SET TASK - Return a copy of every line in the records that includes the word "true".

* begin DATA SHOWN *

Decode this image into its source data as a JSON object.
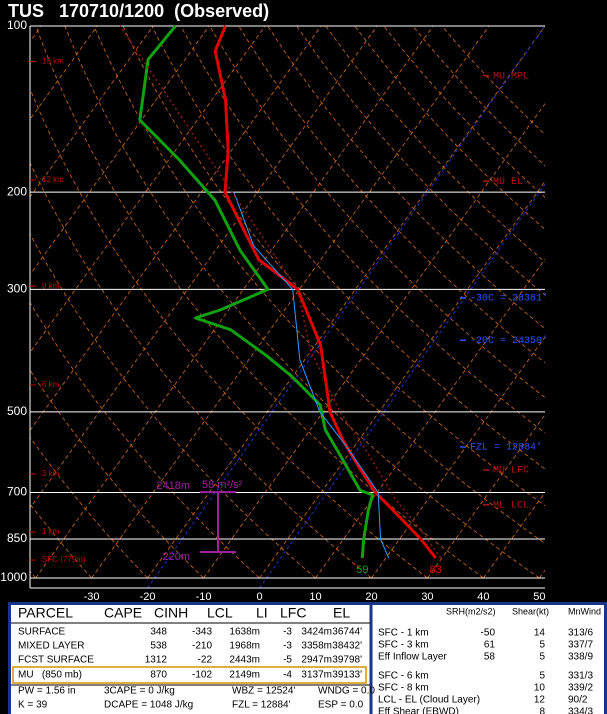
{
  "chart_data": {
    "type": "skewt",
    "title": "TUS   170710/1200  (Observed)",
    "xlim": [
      -41,
      51
    ],
    "xticks": [
      -30,
      -20,
      -10,
      0,
      10,
      20,
      30,
      40,
      50
    ],
    "ylim": [
      1000,
      100
    ],
    "yticks": [
      100,
      200,
      300,
      500,
      700,
      850,
      1000
    ],
    "log_scale": true,
    "grid": true,
    "highlight_isotherms": [
      -20,
      0
    ],
    "series": [
      {
        "color": "#e00000",
        "p": [
          920,
          850,
          737,
          700,
          624,
          563,
          500,
          447,
          378,
          300,
          265,
          200,
          168,
          136,
          111,
          100
        ],
        "values": [
          28.9,
          23.8,
          13.5,
          9.7,
          3.0,
          -2.8,
          -8.8,
          -12.9,
          -19.1,
          -30.3,
          -41.1,
          -55.8,
          -60.6,
          -67.6,
          -75.7,
          -77.1
        ],
        "surface_label": "83"
      },
      {
        "color": "#10a010",
        "p": [
          920,
          850,
          753,
          707,
          694,
          599,
          539,
          486,
          447,
          429,
          394,
          355,
          338,
          327,
          300,
          289,
          255,
          207,
          175,
          148,
          115,
          100
        ],
        "values": [
          15.8,
          13.6,
          10.7,
          9.5,
          6.7,
          -1.4,
          -7.3,
          -11.4,
          -17.5,
          -20.6,
          -27.7,
          -37.1,
          -44.9,
          -41.5,
          -35.6,
          -37.9,
          -45.6,
          -56.5,
          -68.0,
          -80.3,
          -86.6,
          -86.0
        ],
        "surface_label": "59"
      },
      {
        "color": "#3399ff",
        "p": [
          920,
          850,
          700,
          574,
          500,
          403,
          300,
          250,
          200
        ],
        "values": [
          20.5,
          16.6,
          10.2,
          -1.8,
          -10.6,
          -20.8,
          -31.2,
          -43.8,
          -54.2
        ]
      },
      {
        "color": "#8b1a1a",
        "dash": true,
        "p": [
          920,
          818,
          722,
          586,
          500,
          386,
          300,
          100
        ],
        "values": [
          29.8,
          22.6,
          14.3,
          2.5,
          -7.0,
          -20.3,
          -30.3,
          -95.9
        ]
      }
    ],
    "height_labels": [
      {
        "text": "15 km",
        "p": 116
      },
      {
        "text": "12 km",
        "p": 190
      },
      {
        "text": "9 km",
        "p": 296
      },
      {
        "text": "6 km",
        "p": 447
      },
      {
        "text": "3 km",
        "p": 648
      },
      {
        "text": "1 km",
        "p": 825
      },
      {
        "text": "SFC (779m)",
        "p": 928
      }
    ],
    "annotations": [
      {
        "text": "MU MPL",
        "p": 123,
        "color": "#b01818"
      },
      {
        "text": "MU EL",
        "p": 191,
        "color": "#b01818"
      },
      {
        "text": "-30C = 28381'",
        "p": 311,
        "color": "#3050ff"
      },
      {
        "text": "-20C = 24350'",
        "p": 371,
        "color": "#3050ff"
      },
      {
        "text": "FZL = 12884'",
        "p": 579,
        "color": "#3050ff"
      },
      {
        "text": "MU LFC",
        "p": 637,
        "color": "#b01818"
      },
      {
        "text": "ML LCL",
        "p": 737,
        "color": "#b01818"
      }
    ],
    "inflow_layer": {
      "top_p": 699,
      "bottom_p": 897,
      "top_label": "2418m",
      "bottom_label": "220m",
      "label": "58 m²/s²",
      "color": "#a020a0"
    }
  },
  "parcel_table": {
    "columns": [
      "PARCEL",
      "CAPE",
      "CINH",
      "LCL",
      "LI",
      "LFC",
      "EL"
    ],
    "rows": [
      [
        "SURFACE",
        "348",
        "-343",
        "1638m",
        "-3",
        "3424m",
        "36744'"
      ],
      [
        "MIXED LAYER",
        "538",
        "-210",
        "1968m",
        "-3",
        "3358m",
        "38432'"
      ],
      [
        "FCST SURFACE",
        "1312",
        "-22",
        "2443m",
        "-5",
        "2947m",
        "39798'"
      ],
      [
        "MU   (850 mb)",
        "870",
        "-102",
        "2149m",
        "-4",
        "3137m",
        "39133'"
      ]
    ],
    "highlight_row": 3
  },
  "indices": [
    [
      "PW = 1.56 in",
      "3CAPE = 0 J/kg",
      "WBZ = 12524'",
      "WNDG = 0.0"
    ],
    [
      "K = 39",
      "DCAPE = 1048 J/kg",
      "FZL = 12884'",
      "ESP = 0.0"
    ]
  ],
  "shear_table": {
    "columns": [
      "SRH(m2/s2)",
      "Shear(kt)",
      "MnWind"
    ],
    "rows": [
      [
        "SFC - 1 km",
        "-50",
        "14",
        "313/6"
      ],
      [
        "SFC - 3 km",
        "61",
        "5",
        "337/7"
      ],
      [
        "Eff Inflow Layer",
        "58",
        "5",
        "338/9"
      ],
      [
        "SFC - 6 km",
        null,
        "5",
        "331/3"
      ],
      [
        "SFC - 8 km",
        null,
        "10",
        "339/2"
      ],
      [
        "LCL - EL (Cloud Layer)",
        null,
        "12",
        "90/2"
      ],
      [
        "Eff Shear (EBWD)",
        null,
        "8",
        "334/3"
      ]
    ]
  }
}
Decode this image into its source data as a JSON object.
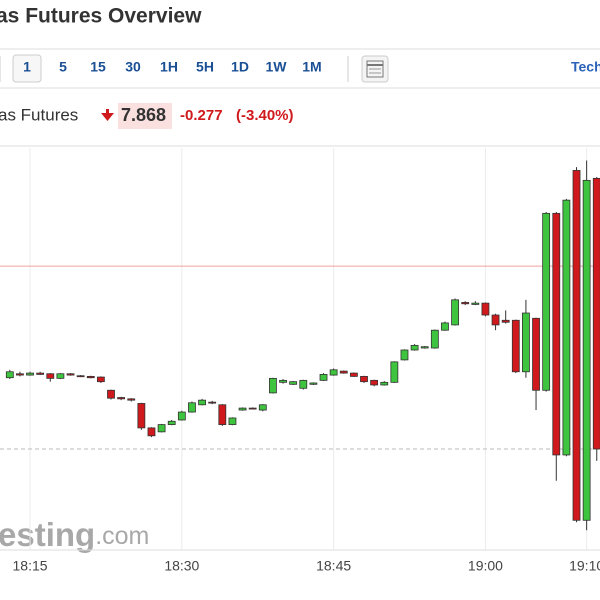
{
  "header": {
    "title": "as Futures Overview"
  },
  "toolbar": {
    "intervals": [
      "1",
      "5",
      "15",
      "30",
      "1H",
      "5H",
      "1D",
      "1W",
      "1M"
    ],
    "selected": "1",
    "right_label": "Tech"
  },
  "quote": {
    "name": "as Futures",
    "price": "7.868",
    "change": "-0.277",
    "change_pct": "(-3.40%)"
  },
  "watermark": {
    "left": "esting",
    "right": ".com"
  },
  "chart_data": {
    "type": "candlestick",
    "categories": [
      null,
      null,
      "18:15",
      null,
      null,
      null,
      null,
      null,
      null,
      null,
      null,
      null,
      null,
      null,
      null,
      null,
      null,
      "18:30",
      null,
      null,
      null,
      null,
      null,
      null,
      null,
      null,
      null,
      null,
      null,
      null,
      null,
      null,
      "18:45",
      null,
      null,
      null,
      null,
      null,
      null,
      null,
      null,
      null,
      null,
      null,
      null,
      null,
      null,
      "19:00",
      null,
      null,
      null,
      null,
      null,
      null,
      null,
      null,
      null,
      "19:10",
      null
    ],
    "open": [
      7.976,
      7.982,
      7.98,
      7.983,
      7.982,
      7.975,
      7.982,
      7.979,
      7.978,
      7.977,
      7.957,
      7.946,
      7.944,
      7.937,
      7.9,
      7.894,
      7.905,
      7.912,
      7.924,
      7.935,
      7.939,
      7.935,
      7.905,
      7.927,
      7.93,
      7.927,
      7.953,
      7.969,
      7.966,
      7.96,
      7.966,
      7.972,
      7.98,
      7.986,
      7.983,
      7.978,
      7.972,
      7.965,
      7.969,
      8.003,
      8.018,
      8.021,
      8.021,
      8.048,
      8.056,
      8.09,
      8.087,
      8.089,
      8.071,
      8.063,
      8.063,
      7.985,
      8.066,
      7.957,
      8.225,
      7.859,
      8.29,
      7.76,
      8.278
    ],
    "high": [
      7.988,
      7.985,
      7.985,
      7.985,
      7.983,
      7.983,
      7.983,
      7.98,
      7.979,
      7.978,
      7.958,
      7.947,
      7.945,
      7.938,
      7.901,
      7.906,
      7.912,
      7.926,
      7.94,
      7.944,
      7.941,
      7.936,
      7.916,
      7.931,
      7.931,
      7.936,
      7.976,
      7.974,
      7.971,
      7.973,
      7.969,
      7.983,
      7.99,
      7.987,
      7.984,
      7.979,
      7.973,
      7.971,
      8.001,
      8.019,
      8.027,
      8.024,
      8.049,
      8.061,
      8.096,
      8.092,
      8.092,
      8.09,
      8.073,
      8.078,
      8.064,
      8.094,
      8.067,
      8.227,
      8.227,
      8.247,
      8.295,
      8.305,
      8.28
    ],
    "low": [
      7.974,
      7.978,
      7.979,
      7.98,
      7.97,
      7.974,
      7.979,
      7.977,
      7.975,
      7.968,
      7.943,
      7.942,
      7.94,
      7.897,
      7.886,
      7.893,
      7.904,
      7.911,
      7.923,
      7.934,
      7.936,
      7.903,
      7.904,
      7.926,
      7.928,
      7.925,
      7.952,
      7.967,
      7.965,
      7.958,
      7.965,
      7.971,
      7.979,
      7.982,
      7.977,
      7.968,
      7.963,
      7.964,
      7.968,
      8.002,
      8.017,
      8.02,
      8.02,
      8.047,
      8.055,
      8.086,
      8.086,
      8.069,
      8.048,
      8.058,
      7.983,
      7.976,
      7.927,
      7.955,
      7.82,
      7.857,
      7.757,
      7.745,
      7.85
    ],
    "close": [
      7.985,
      7.98,
      7.983,
      7.981,
      7.975,
      7.982,
      7.98,
      7.978,
      7.976,
      7.97,
      7.945,
      7.944,
      7.942,
      7.9,
      7.888,
      7.905,
      7.91,
      7.924,
      7.938,
      7.942,
      7.938,
      7.905,
      7.915,
      7.93,
      7.929,
      7.935,
      7.975,
      7.972,
      7.97,
      7.972,
      7.968,
      7.981,
      7.988,
      7.983,
      7.978,
      7.97,
      7.965,
      7.969,
      8.0,
      8.018,
      8.025,
      8.023,
      8.048,
      8.059,
      8.094,
      8.088,
      8.089,
      8.071,
      8.056,
      8.06,
      7.985,
      8.074,
      7.957,
      8.225,
      7.859,
      8.245,
      7.76,
      8.275,
      7.868
    ],
    "up_color": "#3ec43e",
    "down_color": "#d0191c",
    "ylim": [
      7.715,
      8.324
    ],
    "reference_lines": [
      {
        "value": 8.145,
        "color": "#f2a0a0",
        "style": "solid"
      },
      {
        "value": 7.868,
        "color": "#bbbbbb",
        "style": "dashed"
      }
    ],
    "grid": true
  }
}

* end DATA SHOWN *

ANSWER TO THIS EXERCISE -
    "log_scale": true,
    "grid": true,
        "dash": true,
    "grid": true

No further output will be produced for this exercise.